— Begin Task data —
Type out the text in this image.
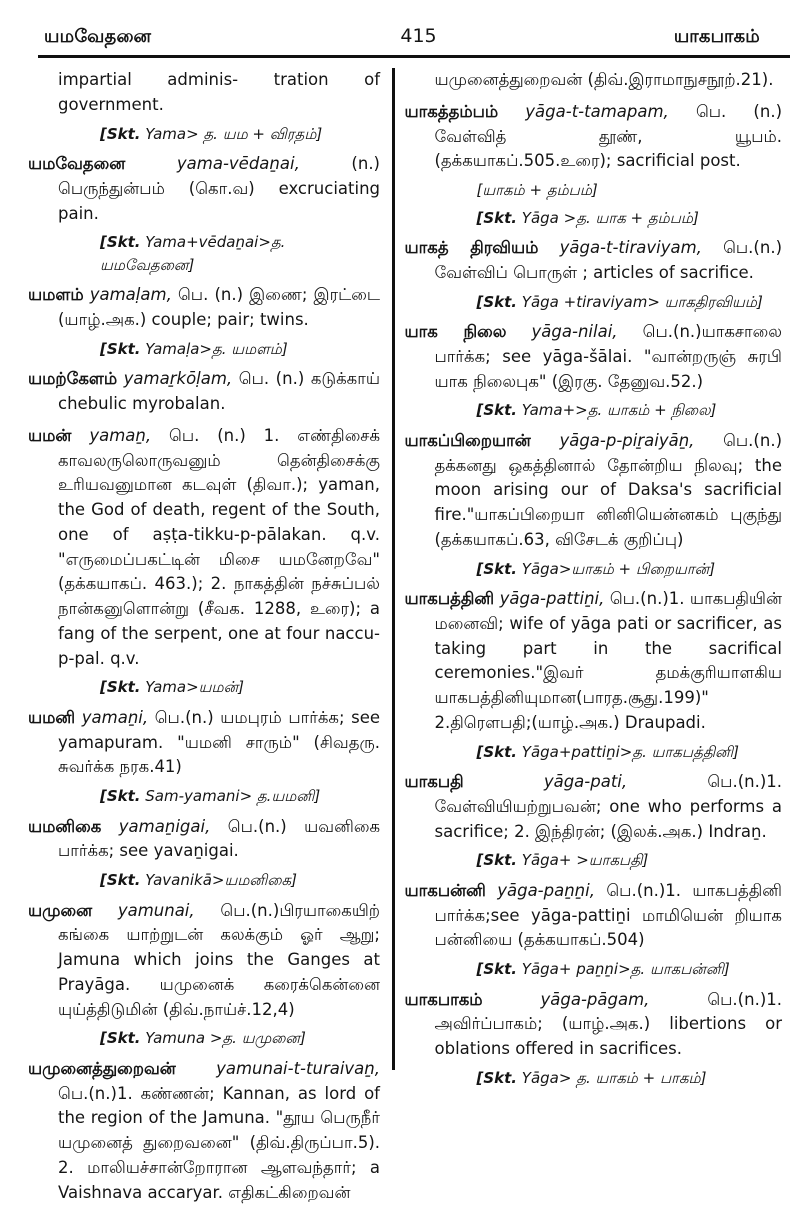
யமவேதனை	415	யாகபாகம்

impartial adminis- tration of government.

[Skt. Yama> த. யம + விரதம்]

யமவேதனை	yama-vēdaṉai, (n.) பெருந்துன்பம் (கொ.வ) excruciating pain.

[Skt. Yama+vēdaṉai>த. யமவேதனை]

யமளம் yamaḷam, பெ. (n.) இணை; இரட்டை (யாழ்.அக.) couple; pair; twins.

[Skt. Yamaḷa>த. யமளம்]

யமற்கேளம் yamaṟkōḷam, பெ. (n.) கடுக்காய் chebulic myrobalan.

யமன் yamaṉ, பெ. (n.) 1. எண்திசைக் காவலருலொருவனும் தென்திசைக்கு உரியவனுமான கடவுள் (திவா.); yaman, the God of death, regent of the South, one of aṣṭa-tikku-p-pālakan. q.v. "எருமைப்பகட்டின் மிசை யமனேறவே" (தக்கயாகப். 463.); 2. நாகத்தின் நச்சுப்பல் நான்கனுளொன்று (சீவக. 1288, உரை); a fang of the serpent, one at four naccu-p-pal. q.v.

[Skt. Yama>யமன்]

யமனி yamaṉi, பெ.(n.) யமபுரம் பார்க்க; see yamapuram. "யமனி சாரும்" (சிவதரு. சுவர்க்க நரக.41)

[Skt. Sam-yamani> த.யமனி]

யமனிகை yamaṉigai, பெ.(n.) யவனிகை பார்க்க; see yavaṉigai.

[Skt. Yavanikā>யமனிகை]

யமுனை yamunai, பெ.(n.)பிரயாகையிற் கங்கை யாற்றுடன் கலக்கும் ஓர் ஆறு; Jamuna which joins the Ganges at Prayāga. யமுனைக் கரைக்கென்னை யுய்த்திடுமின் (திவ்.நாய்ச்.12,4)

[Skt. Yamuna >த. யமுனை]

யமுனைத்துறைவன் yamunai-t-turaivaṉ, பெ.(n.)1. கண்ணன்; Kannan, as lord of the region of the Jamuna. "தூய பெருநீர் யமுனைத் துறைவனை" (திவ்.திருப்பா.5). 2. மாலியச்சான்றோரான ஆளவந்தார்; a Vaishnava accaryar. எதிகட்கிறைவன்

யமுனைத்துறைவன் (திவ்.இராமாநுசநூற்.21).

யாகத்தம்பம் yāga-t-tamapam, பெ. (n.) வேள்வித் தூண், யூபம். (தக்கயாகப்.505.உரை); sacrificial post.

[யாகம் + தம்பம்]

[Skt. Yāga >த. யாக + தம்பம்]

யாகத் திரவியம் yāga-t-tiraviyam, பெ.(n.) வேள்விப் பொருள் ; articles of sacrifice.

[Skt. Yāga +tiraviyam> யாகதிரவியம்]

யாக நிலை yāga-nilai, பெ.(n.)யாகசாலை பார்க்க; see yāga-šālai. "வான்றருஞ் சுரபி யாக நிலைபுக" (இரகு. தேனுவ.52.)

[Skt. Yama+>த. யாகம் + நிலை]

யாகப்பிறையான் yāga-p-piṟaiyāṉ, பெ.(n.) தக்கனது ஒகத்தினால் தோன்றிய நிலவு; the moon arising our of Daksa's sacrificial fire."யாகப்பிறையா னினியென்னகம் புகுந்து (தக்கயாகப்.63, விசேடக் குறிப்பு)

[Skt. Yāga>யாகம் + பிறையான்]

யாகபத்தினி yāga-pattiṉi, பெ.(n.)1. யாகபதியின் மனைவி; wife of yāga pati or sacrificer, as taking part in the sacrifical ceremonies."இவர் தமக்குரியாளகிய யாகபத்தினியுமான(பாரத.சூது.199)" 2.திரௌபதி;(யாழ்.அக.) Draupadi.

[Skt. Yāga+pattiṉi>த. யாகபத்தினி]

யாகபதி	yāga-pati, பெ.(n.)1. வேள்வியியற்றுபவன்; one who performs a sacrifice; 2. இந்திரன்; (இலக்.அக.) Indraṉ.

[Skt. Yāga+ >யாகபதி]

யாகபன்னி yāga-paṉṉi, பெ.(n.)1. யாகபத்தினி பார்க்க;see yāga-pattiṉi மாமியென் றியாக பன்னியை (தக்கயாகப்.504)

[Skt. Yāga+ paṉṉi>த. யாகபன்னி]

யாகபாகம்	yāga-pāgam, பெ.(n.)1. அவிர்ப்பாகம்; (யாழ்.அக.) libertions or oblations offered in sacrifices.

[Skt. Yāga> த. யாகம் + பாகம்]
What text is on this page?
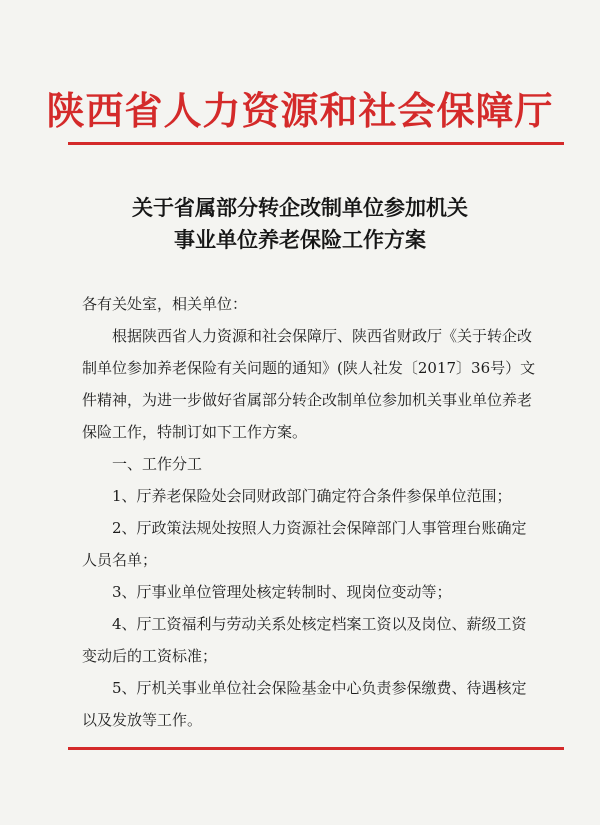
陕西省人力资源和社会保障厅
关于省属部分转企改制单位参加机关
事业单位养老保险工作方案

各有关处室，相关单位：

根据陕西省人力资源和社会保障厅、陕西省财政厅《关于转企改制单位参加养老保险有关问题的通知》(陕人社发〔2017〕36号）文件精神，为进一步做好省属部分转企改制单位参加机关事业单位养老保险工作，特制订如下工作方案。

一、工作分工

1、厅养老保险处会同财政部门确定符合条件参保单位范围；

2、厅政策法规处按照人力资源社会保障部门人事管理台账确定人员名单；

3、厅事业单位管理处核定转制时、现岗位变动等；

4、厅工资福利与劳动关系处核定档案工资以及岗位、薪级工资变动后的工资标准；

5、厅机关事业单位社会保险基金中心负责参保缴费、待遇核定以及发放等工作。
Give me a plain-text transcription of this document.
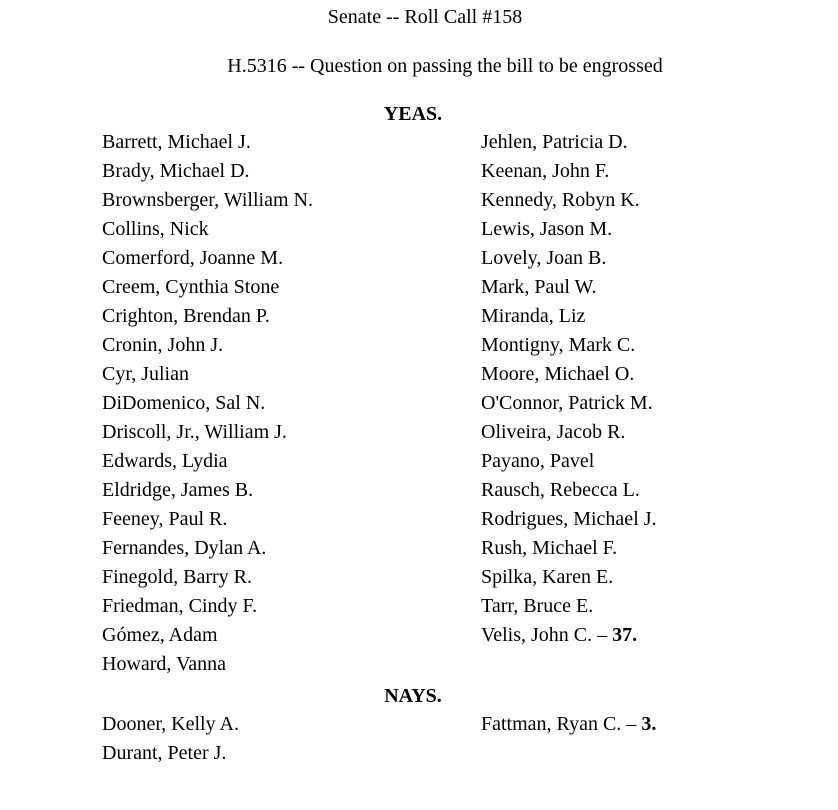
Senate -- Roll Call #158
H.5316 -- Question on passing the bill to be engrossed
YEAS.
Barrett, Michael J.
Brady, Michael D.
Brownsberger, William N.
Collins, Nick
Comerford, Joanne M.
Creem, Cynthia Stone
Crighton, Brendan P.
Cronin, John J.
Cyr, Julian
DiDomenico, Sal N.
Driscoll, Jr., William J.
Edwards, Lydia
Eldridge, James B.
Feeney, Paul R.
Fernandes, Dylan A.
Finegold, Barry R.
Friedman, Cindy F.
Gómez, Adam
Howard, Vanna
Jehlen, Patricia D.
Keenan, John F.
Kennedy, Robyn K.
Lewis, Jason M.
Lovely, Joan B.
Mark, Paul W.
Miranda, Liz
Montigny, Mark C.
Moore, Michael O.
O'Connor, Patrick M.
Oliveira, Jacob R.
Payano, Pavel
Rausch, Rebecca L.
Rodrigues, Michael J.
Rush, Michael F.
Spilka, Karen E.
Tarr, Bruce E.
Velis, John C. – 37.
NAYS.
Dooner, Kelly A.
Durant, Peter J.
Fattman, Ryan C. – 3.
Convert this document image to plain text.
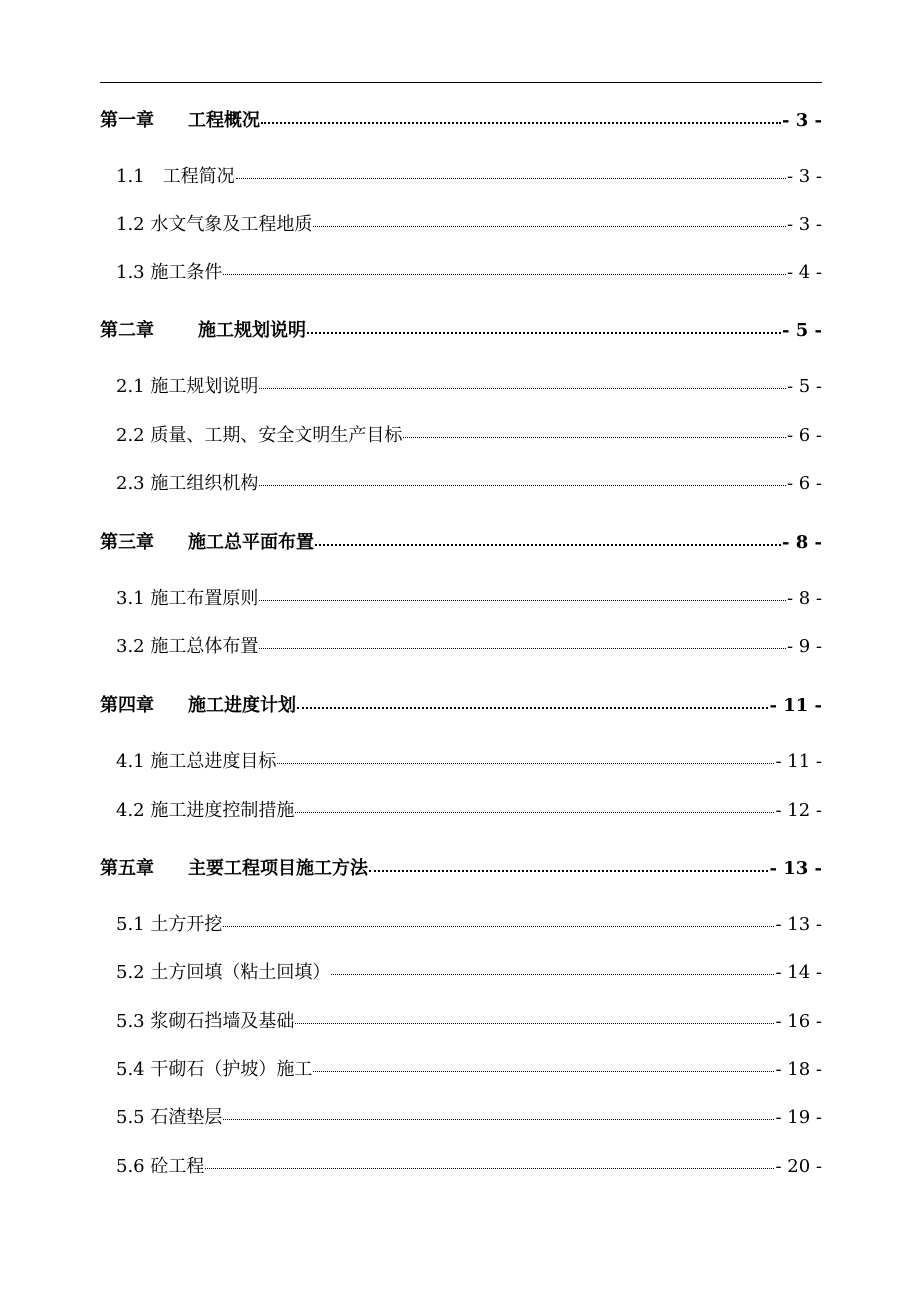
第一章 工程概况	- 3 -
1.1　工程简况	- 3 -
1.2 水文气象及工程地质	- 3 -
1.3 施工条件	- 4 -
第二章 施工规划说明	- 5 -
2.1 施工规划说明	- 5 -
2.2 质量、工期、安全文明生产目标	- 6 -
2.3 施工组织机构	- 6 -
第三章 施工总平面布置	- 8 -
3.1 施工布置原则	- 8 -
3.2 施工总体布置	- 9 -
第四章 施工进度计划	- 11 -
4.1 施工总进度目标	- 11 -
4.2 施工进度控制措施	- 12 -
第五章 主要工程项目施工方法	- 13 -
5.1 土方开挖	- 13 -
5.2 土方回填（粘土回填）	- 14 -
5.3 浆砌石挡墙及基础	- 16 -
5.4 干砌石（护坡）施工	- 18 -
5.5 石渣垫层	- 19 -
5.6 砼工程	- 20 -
— End Task data —
Task brief
Write out the listing above exactly as it stands, pictures excluded.

Final result
Type out the text in this image.
யமவேதனை	415	யாகபாகம்

impartial adminis- tration of government.

[Skt. Yama> த. யம + விரதம்]

யமவேதனை	yama-vēdaṉai, (n.) பெருந்துன்பம் (கொ.வ) excruciating pain.

[Skt. Yama+vēdaṉai>த. யமவேதனை]

யமளம் yamaḷam, பெ. (n.) இணை; இரட்டை (யாழ்.அக.) couple; pair; twins.

[Skt. Yamaḷa>த. யமளம்]

யமற்கேளம் yamaṟkōḷam, பெ. (n.) கடுக்காய் chebulic myrobalan.

யமன் yamaṉ, பெ. (n.) 1. எண்திசைக் காவலருலொருவனும் தென்திசைக்கு உரியவனுமான கடவுள் (திவா.); yaman, the God of death, regent of the South, one of aṣṭa-tikku-p-pālakan. q.v. "எருமைப்பகட்டின் மிசை யமனேறவே" (தக்கயாகப். 463.); 2. நாகத்தின் நச்சுப்பல் நான்கனுளொன்று (சீவக. 1288, உரை); a fang of the serpent, one at four naccu-p-pal. q.v.

[Skt. Yama>யமன்]

யமனி yamaṉi, பெ.(n.) யமபுரம் பார்க்க; see yamapuram. "யமனி சாரும்" (சிவதரு. சுவர்க்க நரக.41)

[Skt. Sam-yamani> த.யமனி]

யமனிகை yamaṉigai, பெ.(n.) யவனிகை பார்க்க; see yavaṉigai.

[Skt. Yavanikā>யமனிகை]

யமுனை yamunai, பெ.(n.)பிரயாகையிற் கங்கை யாற்றுடன் கலக்கும் ஓர் ஆறு; Jamuna which joins the Ganges at Prayāga. யமுனைக் கரைக்கென்னை யுய்த்திடுமின் (திவ்.நாய்ச்.12,4)

[Skt. Yamuna >த. யமுனை]

யமுனைத்துறைவன் yamunai-t-turaivaṉ, பெ.(n.)1. கண்ணன்; Kannan, as lord of the region of the Jamuna. "தூய பெருநீர் யமுனைத் துறைவனை" (திவ்.திருப்பா.5). 2. மாலியச்சான்றோரான ஆளவந்தார்; a Vaishnava accaryar. எதிகட்கிறைவன்

யமுனைத்துறைவன் (திவ்.இராமாநுசநூற்.21).

யாகத்தம்பம் yāga-t-tamapam, பெ. (n.) வேள்வித் தூண், யூபம். (தக்கயாகப்.505.உரை); sacrificial post.

[யாகம் + தம்பம்]

[Skt. Yāga >த. யாக + தம்பம்]

யாகத் திரவியம் yāga-t-tiraviyam, பெ.(n.) வேள்விப் பொருள் ; articles of sacrifice.

[Skt. Yāga +tiraviyam> யாகதிரவியம்]

யாக நிலை yāga-nilai, பெ.(n.)யாகசாலை பார்க்க; see yāga-šālai. "வான்றருஞ் சுரபி யாக நிலைபுக" (இரகு. தேனுவ.52.)

[Skt. Yama+>த. யாகம் + நிலை]

யாகப்பிறையான் yāga-p-piṟaiyāṉ, பெ.(n.) தக்கனது ஒகத்தினால் தோன்றிய நிலவு; the moon arising our of Daksa's sacrificial fire."யாகப்பிறையா னினியென்னகம் புகுந்து (தக்கயாகப்.63, விசேடக் குறிப்பு)

[Skt. Yāga>யாகம் + பிறையான்]

யாகபத்தினி yāga-pattiṉi, பெ.(n.)1. யாகபதியின் மனைவி; wife of yāga pati or sacrificer, as taking part in the sacrifical ceremonies."இவர் தமக்குரியாளகிய யாகபத்தினியுமான(பாரத.சூது.199)" 2.திரௌபதி;(யாழ்.அக.) Draupadi.

[Skt. Yāga+pattiṉi>த. யாகபத்தினி]

யாகபதி	yāga-pati, பெ.(n.)1. வேள்வியியற்றுபவன்; one who performs a sacrifice; 2. இந்திரன்; (இலக்.அக.) Indraṉ.

[Skt. Yāga+ >யாகபதி]

யாகபன்னி yāga-paṉṉi, பெ.(n.)1. யாகபத்தினி பார்க்க;see yāga-pattiṉi மாமியென் றியாக பன்னியை (தக்கயாகப்.504)

[Skt. Yāga+ paṉṉi>த. யாகபன்னி]

யாகபாகம்	yāga-pāgam, பெ.(n.)1. அவிர்ப்பாகம்; (யாழ்.அக.) libertions or oblations offered in sacrifices.

[Skt. Yāga> த. யாகம் + பாகம்]
What text is on this page?
陕西省人力资源和社会保障厅
关于省属部分转企改制单位参加机关
事业单位养老保险工作方案

各有关处室，相关单位：

根据陕西省人力资源和社会保障厅、陕西省财政厅《关于转企改制单位参加养老保险有关问题的通知》(陕人社发〔2017〕36号）文件精神，为进一步做好省属部分转企改制单位参加机关事业单位养老保险工作，特制订如下工作方案。

一、工作分工

1、厅养老保险处会同财政部门确定符合条件参保单位范围；

2、厅政策法规处按照人力资源社会保障部门人事管理台账确定人员名单；

3、厅事业单位管理处核定转制时、现岗位变动等；

4、厅工资福利与劳动关系处核定档案工资以及岗位、薪级工资变动后的工资标准；

5、厅机关事业单位社会保险基金中心负责参保缴费、待遇核定以及发放等工作。
Give me a plain-text transcription of this document.
Senate -- Roll Call #158
H.5316 -- Question on passing the bill to be engrossed
YEAS.
Barrett, Michael J.
Brady, Michael D.
Brownsberger, William N.
Collins, Nick
Comerford, Joanne M.
Creem, Cynthia Stone
Crighton, Brendan P.
Cronin, John J.
Cyr, Julian
DiDomenico, Sal N.
Driscoll, Jr., William J.
Edwards, Lydia
Eldridge, James B.
Feeney, Paul R.
Fernandes, Dylan A.
Finegold, Barry R.
Friedman, Cindy F.
Gómez, Adam
Howard, Vanna
Jehlen, Patricia D.
Keenan, John F.
Kennedy, Robyn K.
Lewis, Jason M.
Lovely, Joan B.
Mark, Paul W.
Miranda, Liz
Montigny, Mark C.
Moore, Michael O.
O'Connor, Patrick M.
Oliveira, Jacob R.
Payano, Pavel
Rausch, Rebecca L.
Rodrigues, Michael J.
Rush, Michael F.
Spilka, Karen E.
Tarr, Bruce E.
Velis, John C. – 37.
NAYS.
Dooner, Kelly A.
Durant, Peter J.
Fattman, Ryan C. – 3.
Convert this document image to plain text.
第一章 工程概况	- 3 -
1.1　工程简况	- 3 -
1.2 水文气象及工程地质	- 3 -
1.3 施工条件	- 4 -
第二章 施工规划说明	- 5 -
2.1 施工规划说明	- 5 -
2.2 质量、工期、安全文明生产目标	- 6 -
2.3 施工组织机构	- 6 -
第三章 施工总平面布置	- 8 -
3.1 施工布置原则	- 8 -
3.2 施工总体布置	- 9 -
第四章 施工进度计划	- 11 -
4.1 施工总进度目标	- 11 -
4.2 施工进度控制措施	- 12 -
第五章 主要工程项目施工方法	- 13 -
5.1 土方开挖	- 13 -
5.2 土方回填（粘土回填）	- 14 -
5.3 浆砌石挡墙及基础	- 16 -
5.4 干砌石（护坡）施工	- 18 -
5.5 石渣垫层	- 19 -
5.6 砼工程	- 20 -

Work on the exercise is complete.